Saved data entries
[start]

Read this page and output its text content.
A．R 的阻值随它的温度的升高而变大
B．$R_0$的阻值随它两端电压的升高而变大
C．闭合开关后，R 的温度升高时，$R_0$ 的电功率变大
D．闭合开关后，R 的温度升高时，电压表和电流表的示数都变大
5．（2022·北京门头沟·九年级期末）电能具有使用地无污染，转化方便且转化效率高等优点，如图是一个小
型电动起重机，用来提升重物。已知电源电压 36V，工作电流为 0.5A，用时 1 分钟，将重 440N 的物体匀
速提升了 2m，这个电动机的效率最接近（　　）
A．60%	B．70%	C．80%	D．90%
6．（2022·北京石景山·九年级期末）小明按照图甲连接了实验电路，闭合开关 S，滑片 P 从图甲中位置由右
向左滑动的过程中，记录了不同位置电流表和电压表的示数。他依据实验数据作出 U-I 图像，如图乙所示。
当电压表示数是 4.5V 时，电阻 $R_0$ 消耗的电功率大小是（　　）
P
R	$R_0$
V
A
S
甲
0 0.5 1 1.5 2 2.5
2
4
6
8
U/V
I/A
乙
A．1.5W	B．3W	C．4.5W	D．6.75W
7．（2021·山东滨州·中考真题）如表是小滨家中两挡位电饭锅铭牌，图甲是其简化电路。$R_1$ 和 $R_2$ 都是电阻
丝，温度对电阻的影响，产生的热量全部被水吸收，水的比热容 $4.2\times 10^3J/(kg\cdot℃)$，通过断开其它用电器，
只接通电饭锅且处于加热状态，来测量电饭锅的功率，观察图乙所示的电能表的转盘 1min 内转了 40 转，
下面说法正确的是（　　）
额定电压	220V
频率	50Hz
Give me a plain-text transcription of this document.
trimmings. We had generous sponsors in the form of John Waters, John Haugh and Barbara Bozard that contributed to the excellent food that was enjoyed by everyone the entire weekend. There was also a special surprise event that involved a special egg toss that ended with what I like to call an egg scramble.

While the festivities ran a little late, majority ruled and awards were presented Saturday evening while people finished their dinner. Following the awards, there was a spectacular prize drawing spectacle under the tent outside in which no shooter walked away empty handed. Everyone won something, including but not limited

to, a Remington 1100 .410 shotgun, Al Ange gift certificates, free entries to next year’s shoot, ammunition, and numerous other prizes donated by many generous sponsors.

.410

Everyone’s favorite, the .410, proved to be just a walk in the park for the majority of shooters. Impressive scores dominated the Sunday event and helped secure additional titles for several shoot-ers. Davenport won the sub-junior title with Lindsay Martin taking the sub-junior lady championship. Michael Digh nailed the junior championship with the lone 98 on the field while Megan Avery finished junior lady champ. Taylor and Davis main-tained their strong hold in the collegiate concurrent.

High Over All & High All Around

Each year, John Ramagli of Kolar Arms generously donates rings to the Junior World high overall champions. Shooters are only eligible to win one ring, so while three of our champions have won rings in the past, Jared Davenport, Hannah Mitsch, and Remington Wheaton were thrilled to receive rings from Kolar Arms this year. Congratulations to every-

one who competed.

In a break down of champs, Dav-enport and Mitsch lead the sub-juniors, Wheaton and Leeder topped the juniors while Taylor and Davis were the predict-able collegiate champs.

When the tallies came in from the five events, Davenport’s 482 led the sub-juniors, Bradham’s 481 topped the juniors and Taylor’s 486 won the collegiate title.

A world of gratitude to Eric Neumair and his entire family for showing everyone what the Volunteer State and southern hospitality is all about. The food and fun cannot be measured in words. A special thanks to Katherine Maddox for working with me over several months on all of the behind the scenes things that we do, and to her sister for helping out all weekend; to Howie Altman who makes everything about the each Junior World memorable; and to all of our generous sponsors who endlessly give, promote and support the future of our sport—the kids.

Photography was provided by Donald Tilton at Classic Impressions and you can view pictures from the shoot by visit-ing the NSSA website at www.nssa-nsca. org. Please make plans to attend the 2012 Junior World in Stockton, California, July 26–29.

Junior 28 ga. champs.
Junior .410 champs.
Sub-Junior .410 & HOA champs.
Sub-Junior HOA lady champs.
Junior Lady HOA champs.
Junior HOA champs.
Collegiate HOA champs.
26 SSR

[end]

Job> Above are some records. Count the lines among them with the word "their", and answer with the number only.

Final result> 2